===== Available records =====

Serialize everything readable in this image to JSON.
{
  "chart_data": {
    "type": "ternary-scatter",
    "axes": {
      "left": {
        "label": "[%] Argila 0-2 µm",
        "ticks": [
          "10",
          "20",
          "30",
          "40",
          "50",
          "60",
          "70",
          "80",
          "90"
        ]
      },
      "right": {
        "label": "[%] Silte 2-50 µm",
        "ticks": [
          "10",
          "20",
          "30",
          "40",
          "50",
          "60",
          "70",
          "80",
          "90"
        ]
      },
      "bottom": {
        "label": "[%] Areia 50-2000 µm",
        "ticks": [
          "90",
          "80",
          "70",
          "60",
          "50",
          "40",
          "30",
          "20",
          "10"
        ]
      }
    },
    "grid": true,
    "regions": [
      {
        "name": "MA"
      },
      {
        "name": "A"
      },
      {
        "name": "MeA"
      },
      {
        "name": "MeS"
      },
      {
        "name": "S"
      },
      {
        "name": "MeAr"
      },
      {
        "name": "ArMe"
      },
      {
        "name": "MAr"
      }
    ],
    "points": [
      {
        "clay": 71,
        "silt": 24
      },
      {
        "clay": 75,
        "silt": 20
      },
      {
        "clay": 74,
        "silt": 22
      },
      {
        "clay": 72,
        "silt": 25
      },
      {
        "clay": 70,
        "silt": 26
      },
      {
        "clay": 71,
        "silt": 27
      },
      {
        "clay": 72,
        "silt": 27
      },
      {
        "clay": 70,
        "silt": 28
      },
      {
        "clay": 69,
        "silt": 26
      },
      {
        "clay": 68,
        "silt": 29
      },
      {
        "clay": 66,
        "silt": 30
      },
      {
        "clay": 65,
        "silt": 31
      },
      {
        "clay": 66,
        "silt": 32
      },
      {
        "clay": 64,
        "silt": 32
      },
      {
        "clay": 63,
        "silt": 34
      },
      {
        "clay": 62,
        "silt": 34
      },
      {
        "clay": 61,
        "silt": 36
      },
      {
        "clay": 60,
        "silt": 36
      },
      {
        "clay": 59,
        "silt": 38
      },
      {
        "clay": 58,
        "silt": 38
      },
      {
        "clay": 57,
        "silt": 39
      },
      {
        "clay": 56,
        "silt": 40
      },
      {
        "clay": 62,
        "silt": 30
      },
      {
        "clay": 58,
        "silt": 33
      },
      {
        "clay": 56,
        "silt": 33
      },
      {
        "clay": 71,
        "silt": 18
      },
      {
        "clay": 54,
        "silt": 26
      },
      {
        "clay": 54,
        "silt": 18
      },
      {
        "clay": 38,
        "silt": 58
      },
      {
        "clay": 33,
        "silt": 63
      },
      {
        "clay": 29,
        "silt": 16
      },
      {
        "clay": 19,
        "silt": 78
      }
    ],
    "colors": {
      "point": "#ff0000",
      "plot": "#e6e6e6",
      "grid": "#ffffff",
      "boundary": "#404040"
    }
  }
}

=====
===== Available records =====

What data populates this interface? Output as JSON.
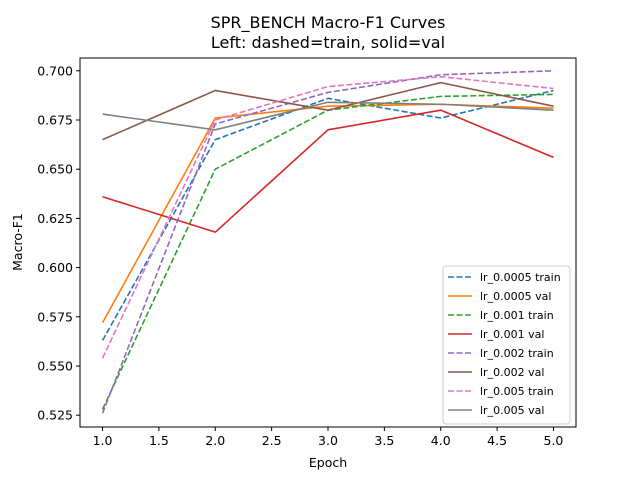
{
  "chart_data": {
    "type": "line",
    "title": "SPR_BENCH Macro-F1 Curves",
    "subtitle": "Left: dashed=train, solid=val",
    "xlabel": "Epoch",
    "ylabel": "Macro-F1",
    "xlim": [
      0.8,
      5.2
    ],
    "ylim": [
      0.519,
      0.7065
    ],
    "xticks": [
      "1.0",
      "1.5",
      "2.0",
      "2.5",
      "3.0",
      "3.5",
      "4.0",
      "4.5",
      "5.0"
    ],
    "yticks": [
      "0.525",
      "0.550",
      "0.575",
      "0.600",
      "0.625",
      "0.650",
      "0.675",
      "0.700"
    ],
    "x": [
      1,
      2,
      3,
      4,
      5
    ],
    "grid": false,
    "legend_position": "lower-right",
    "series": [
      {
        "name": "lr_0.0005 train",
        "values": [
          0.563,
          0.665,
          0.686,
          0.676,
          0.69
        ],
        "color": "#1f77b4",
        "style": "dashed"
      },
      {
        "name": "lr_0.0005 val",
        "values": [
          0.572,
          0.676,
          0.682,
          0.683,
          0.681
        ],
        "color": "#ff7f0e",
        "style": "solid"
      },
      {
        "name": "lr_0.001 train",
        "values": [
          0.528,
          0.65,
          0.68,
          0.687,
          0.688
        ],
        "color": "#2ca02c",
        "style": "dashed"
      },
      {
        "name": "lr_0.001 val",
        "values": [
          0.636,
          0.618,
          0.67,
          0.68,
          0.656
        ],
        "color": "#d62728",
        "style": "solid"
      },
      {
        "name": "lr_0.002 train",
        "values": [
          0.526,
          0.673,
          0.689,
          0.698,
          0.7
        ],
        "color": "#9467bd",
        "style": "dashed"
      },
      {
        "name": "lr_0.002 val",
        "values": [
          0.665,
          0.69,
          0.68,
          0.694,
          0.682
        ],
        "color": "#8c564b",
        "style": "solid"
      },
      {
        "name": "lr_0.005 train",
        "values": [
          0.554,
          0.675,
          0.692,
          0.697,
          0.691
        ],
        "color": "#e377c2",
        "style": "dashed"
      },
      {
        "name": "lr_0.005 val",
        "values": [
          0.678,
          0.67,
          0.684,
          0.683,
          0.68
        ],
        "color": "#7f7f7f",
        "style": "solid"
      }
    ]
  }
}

=====

For each line of the entries that includes "Macro", show that line.

● Finished answer:
    "title": "SPR_BENCH Macro-F1 Curves",
    "ylabel": "Macro-F1",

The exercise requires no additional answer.